Below are the records; locate each line with the word "JSON" and copy it.

=== STORED ROWS ===

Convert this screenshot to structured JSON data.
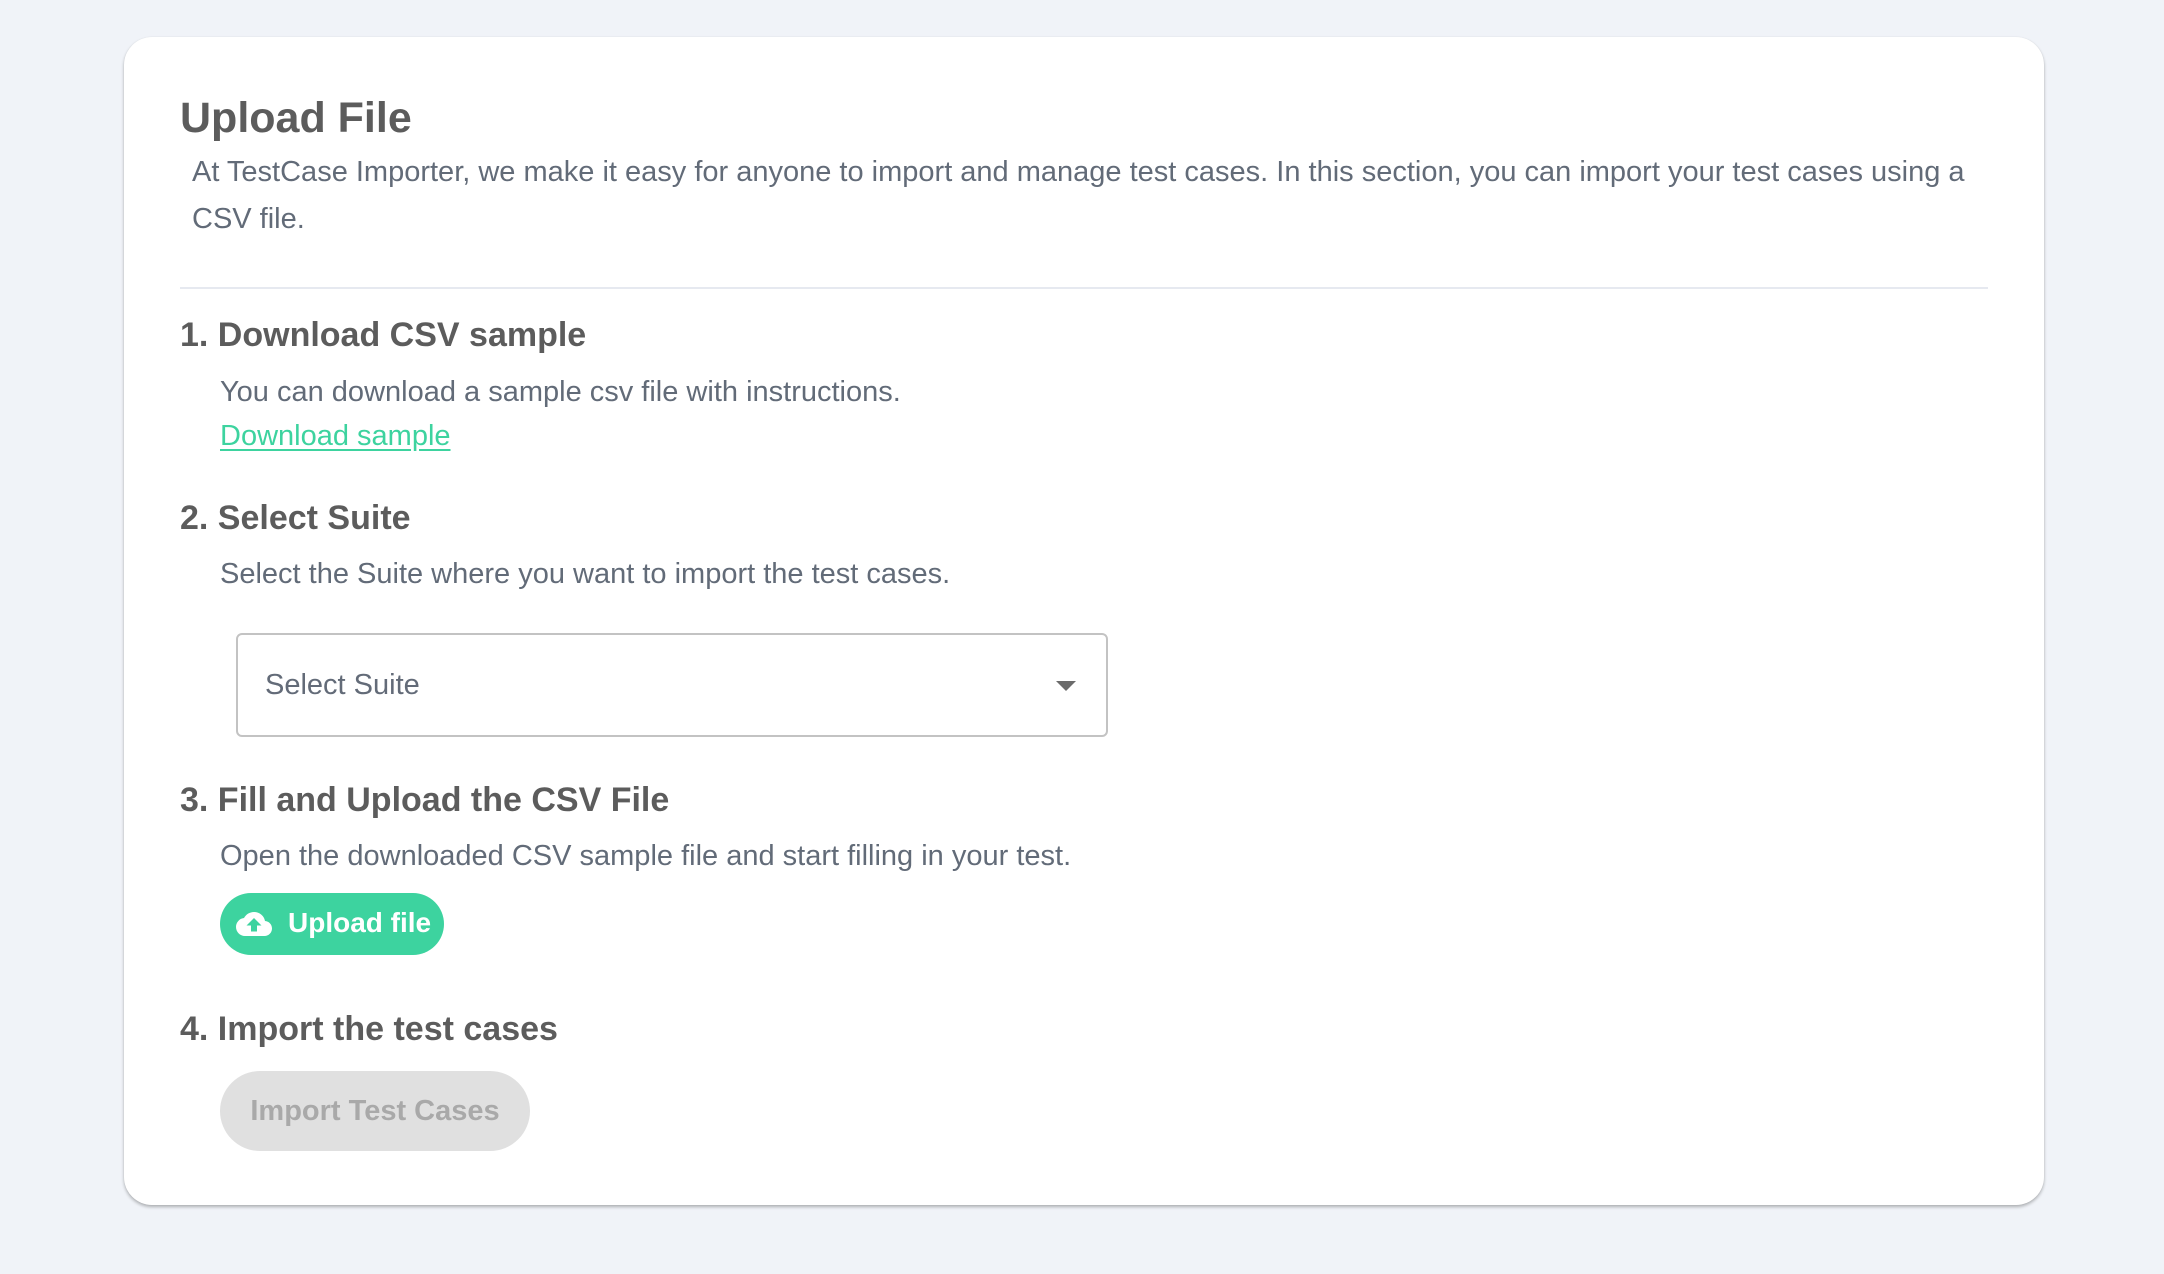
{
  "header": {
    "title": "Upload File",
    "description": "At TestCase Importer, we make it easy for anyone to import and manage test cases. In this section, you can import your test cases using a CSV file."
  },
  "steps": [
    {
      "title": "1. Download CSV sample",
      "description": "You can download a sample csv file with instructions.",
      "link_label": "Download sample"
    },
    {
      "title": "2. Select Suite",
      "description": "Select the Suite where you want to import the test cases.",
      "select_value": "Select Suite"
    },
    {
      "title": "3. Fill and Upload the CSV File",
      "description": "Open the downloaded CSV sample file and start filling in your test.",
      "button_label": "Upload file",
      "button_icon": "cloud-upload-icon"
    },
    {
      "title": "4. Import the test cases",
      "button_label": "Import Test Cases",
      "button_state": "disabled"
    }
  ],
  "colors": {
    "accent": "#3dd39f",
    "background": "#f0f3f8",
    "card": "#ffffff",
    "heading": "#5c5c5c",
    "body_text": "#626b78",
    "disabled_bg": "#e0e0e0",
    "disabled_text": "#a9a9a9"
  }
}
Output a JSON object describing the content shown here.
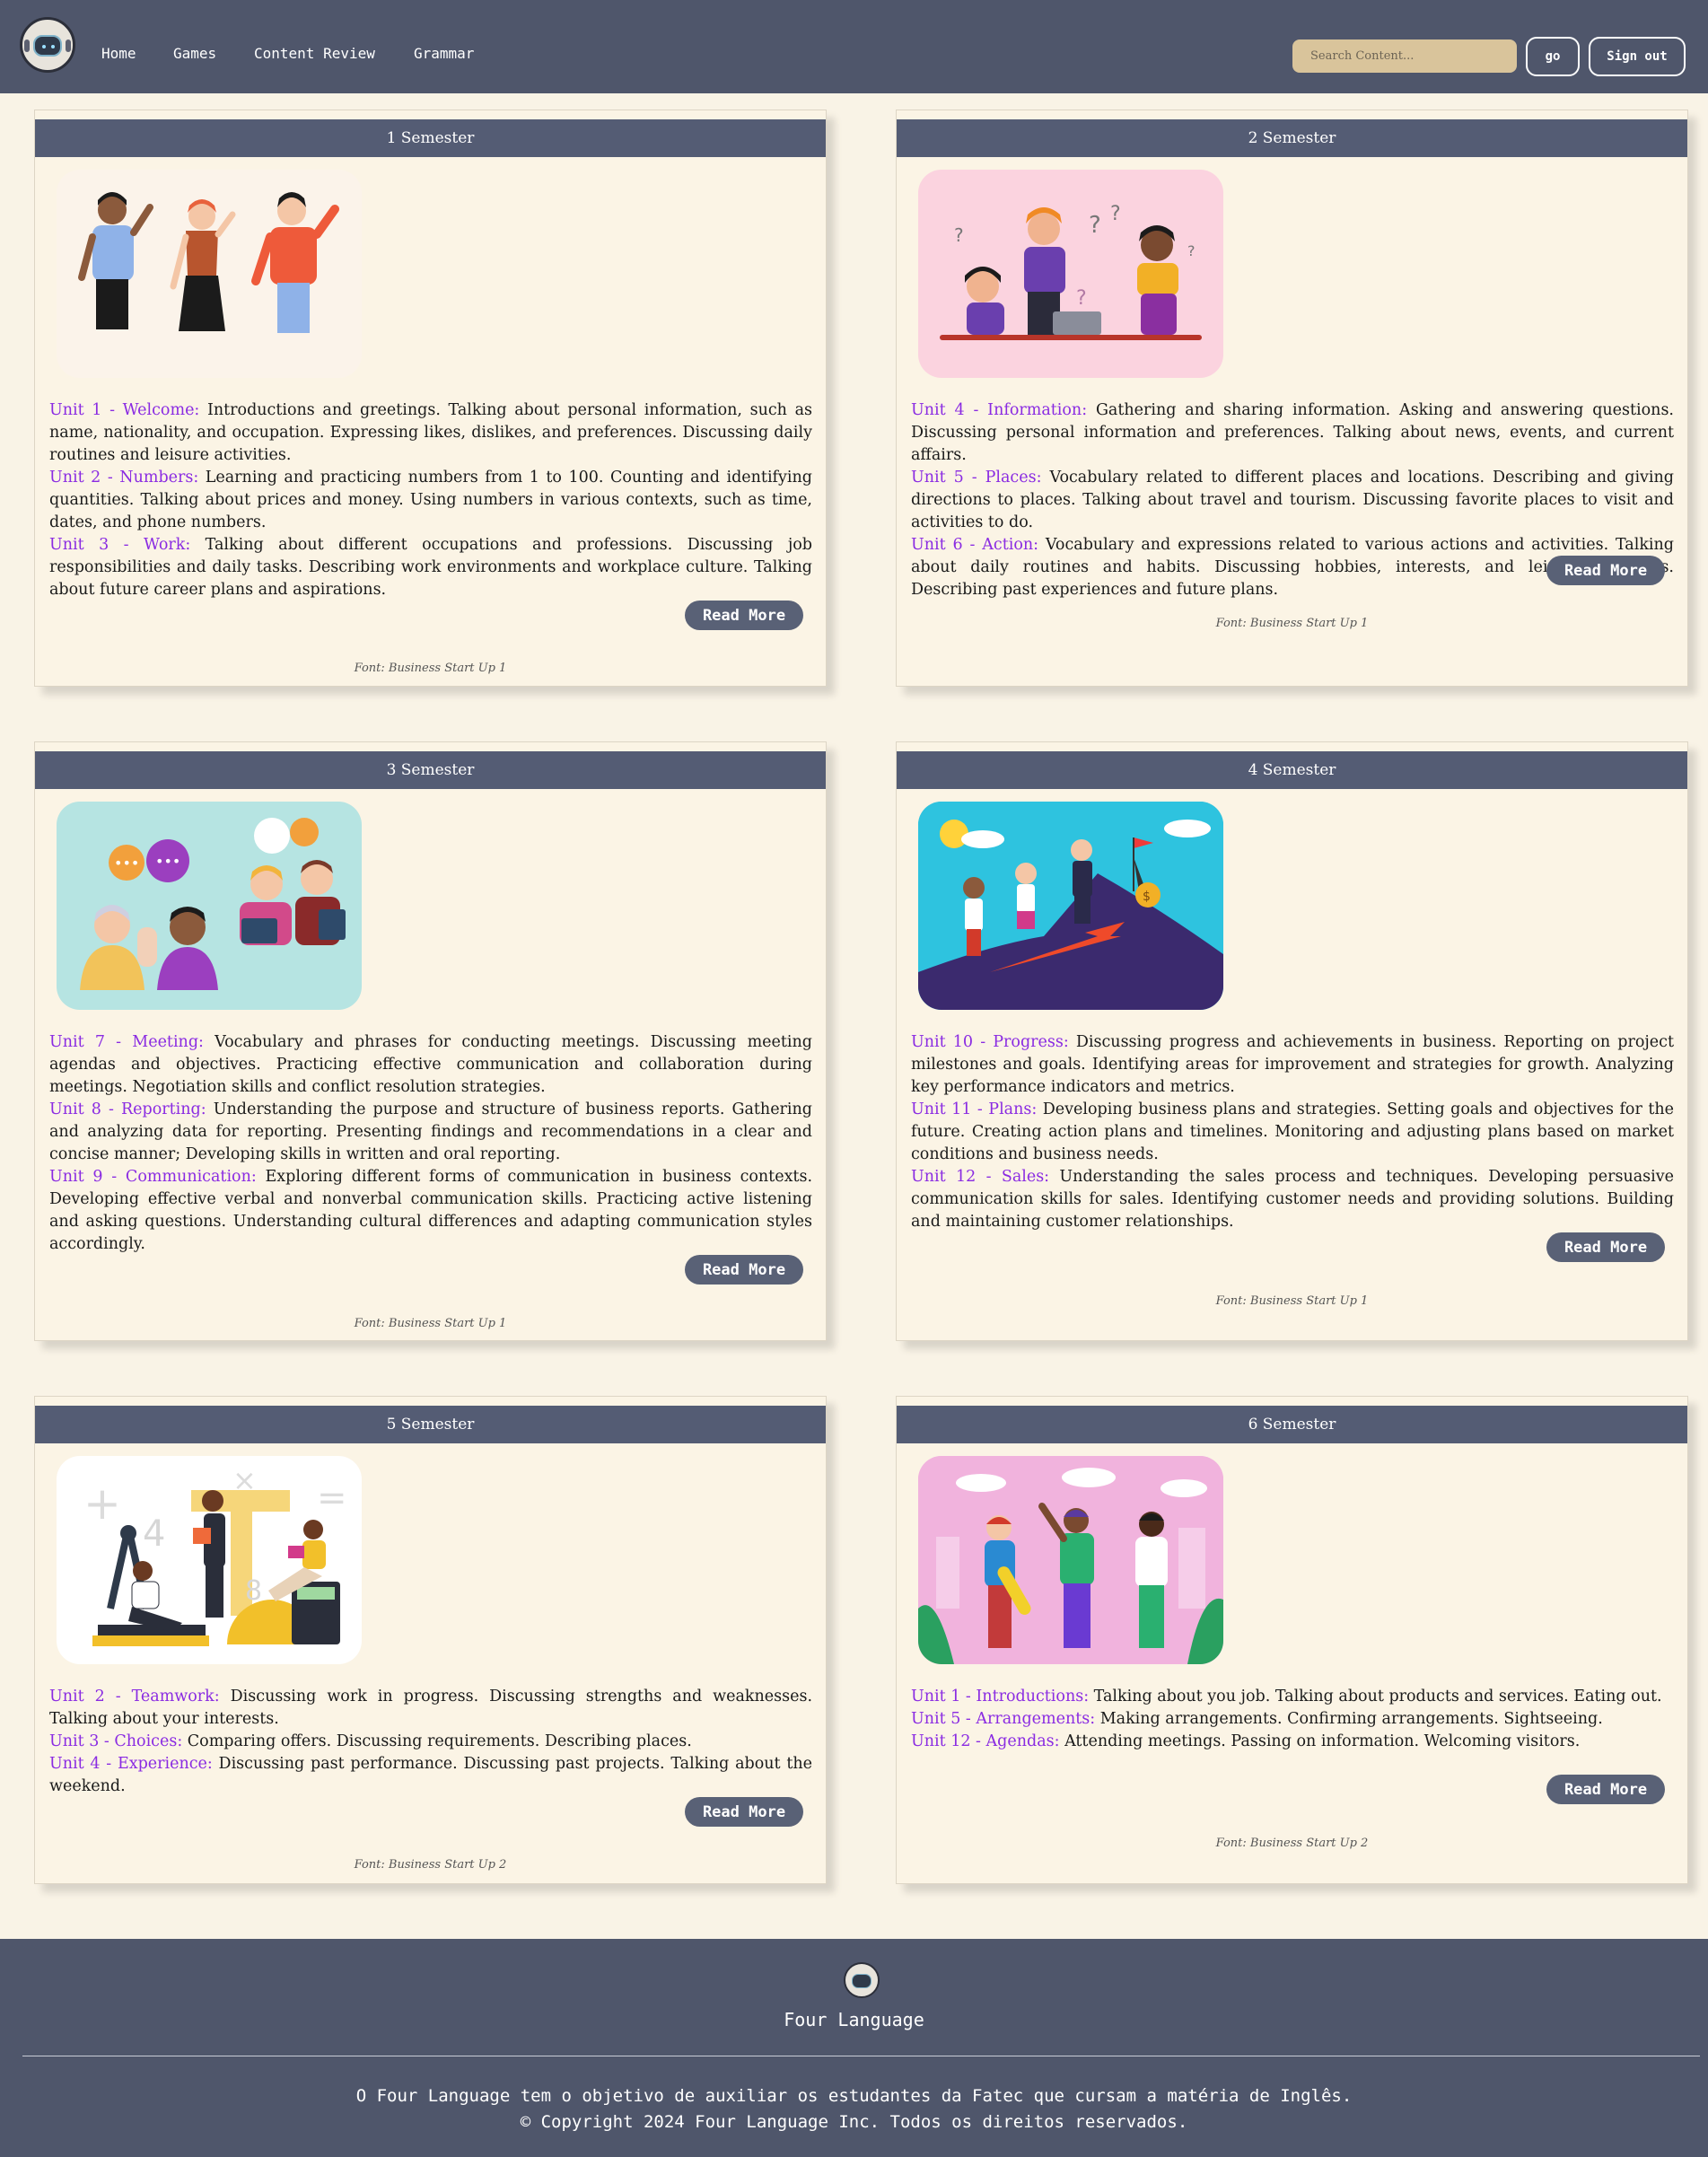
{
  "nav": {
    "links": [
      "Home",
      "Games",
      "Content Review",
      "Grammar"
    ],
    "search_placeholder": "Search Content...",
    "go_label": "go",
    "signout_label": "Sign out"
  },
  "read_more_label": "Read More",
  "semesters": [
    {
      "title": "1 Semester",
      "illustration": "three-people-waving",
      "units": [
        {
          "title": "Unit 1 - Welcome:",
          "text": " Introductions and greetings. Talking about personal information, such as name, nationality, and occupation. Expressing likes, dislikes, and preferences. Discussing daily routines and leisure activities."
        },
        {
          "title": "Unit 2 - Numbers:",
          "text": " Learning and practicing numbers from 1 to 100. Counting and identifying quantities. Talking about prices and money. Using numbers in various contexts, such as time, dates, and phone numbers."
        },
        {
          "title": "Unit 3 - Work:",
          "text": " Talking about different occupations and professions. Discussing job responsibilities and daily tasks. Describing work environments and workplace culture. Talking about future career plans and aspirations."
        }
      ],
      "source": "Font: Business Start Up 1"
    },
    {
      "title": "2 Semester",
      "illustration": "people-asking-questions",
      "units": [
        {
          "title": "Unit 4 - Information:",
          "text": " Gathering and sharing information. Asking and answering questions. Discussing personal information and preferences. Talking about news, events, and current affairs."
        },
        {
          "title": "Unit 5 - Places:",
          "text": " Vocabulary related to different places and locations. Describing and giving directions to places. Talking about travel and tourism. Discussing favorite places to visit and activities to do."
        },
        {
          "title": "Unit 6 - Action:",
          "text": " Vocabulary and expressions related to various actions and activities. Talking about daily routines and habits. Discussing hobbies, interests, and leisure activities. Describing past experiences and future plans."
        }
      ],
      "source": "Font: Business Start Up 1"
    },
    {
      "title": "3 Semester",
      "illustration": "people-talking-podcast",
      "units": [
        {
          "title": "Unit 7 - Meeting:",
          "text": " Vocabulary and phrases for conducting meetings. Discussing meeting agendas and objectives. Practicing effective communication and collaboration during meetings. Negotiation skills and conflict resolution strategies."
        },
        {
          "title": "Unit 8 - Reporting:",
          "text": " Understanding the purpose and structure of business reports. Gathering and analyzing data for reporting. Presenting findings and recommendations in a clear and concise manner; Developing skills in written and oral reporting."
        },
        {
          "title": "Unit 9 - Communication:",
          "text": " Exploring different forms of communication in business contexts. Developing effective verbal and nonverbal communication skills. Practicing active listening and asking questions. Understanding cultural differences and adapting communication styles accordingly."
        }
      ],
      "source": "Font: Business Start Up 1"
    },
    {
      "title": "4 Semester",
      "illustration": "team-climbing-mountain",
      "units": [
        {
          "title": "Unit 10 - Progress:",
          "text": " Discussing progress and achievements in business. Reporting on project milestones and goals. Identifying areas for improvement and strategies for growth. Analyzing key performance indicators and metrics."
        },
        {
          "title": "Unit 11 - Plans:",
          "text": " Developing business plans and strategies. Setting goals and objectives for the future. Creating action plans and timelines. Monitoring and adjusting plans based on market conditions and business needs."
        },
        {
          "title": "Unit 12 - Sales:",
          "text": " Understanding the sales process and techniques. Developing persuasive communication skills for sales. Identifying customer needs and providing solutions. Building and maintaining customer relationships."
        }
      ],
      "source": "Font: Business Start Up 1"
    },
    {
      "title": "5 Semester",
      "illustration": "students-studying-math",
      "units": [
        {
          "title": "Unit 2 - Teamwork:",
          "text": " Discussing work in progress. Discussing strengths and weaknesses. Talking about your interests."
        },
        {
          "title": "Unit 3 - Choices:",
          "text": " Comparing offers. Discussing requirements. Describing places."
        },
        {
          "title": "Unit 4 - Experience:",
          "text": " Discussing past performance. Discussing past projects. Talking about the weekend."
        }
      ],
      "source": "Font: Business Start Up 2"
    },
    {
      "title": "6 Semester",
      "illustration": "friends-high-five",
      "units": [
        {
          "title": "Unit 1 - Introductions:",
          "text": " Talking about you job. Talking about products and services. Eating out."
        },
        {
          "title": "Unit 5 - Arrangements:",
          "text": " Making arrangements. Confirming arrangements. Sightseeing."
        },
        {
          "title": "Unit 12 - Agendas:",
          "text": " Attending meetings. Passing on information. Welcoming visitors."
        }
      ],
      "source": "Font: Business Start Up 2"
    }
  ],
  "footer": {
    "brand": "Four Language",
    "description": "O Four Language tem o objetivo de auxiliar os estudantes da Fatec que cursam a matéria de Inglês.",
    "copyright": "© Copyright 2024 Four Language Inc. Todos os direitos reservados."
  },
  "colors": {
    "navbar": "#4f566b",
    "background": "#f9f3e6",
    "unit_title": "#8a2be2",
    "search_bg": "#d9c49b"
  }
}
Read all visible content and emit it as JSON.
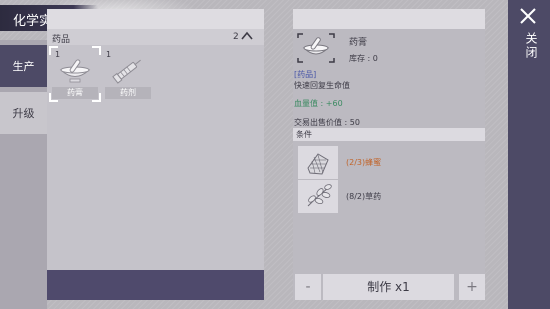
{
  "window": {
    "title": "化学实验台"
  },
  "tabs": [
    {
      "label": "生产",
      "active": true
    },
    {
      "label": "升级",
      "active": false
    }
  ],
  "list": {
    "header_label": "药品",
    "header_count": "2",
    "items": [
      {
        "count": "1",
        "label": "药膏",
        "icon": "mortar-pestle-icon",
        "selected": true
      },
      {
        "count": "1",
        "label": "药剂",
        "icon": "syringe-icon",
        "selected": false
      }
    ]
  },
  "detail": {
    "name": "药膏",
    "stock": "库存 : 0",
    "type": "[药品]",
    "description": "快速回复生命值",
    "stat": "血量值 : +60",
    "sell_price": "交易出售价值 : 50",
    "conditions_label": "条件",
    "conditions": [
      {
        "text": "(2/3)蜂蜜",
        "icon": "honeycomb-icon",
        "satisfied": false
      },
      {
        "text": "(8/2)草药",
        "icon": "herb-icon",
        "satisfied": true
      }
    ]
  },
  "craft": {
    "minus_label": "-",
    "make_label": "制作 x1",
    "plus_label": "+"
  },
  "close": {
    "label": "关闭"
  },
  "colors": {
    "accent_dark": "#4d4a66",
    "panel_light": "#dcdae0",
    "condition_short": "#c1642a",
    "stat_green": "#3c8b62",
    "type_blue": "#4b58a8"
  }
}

===

[COMPLETE RESPONSE]
Convert this screenshot to structured JSON data.
Output a JSON object describing the content shown here.
Read all visible content and emit it as JSON.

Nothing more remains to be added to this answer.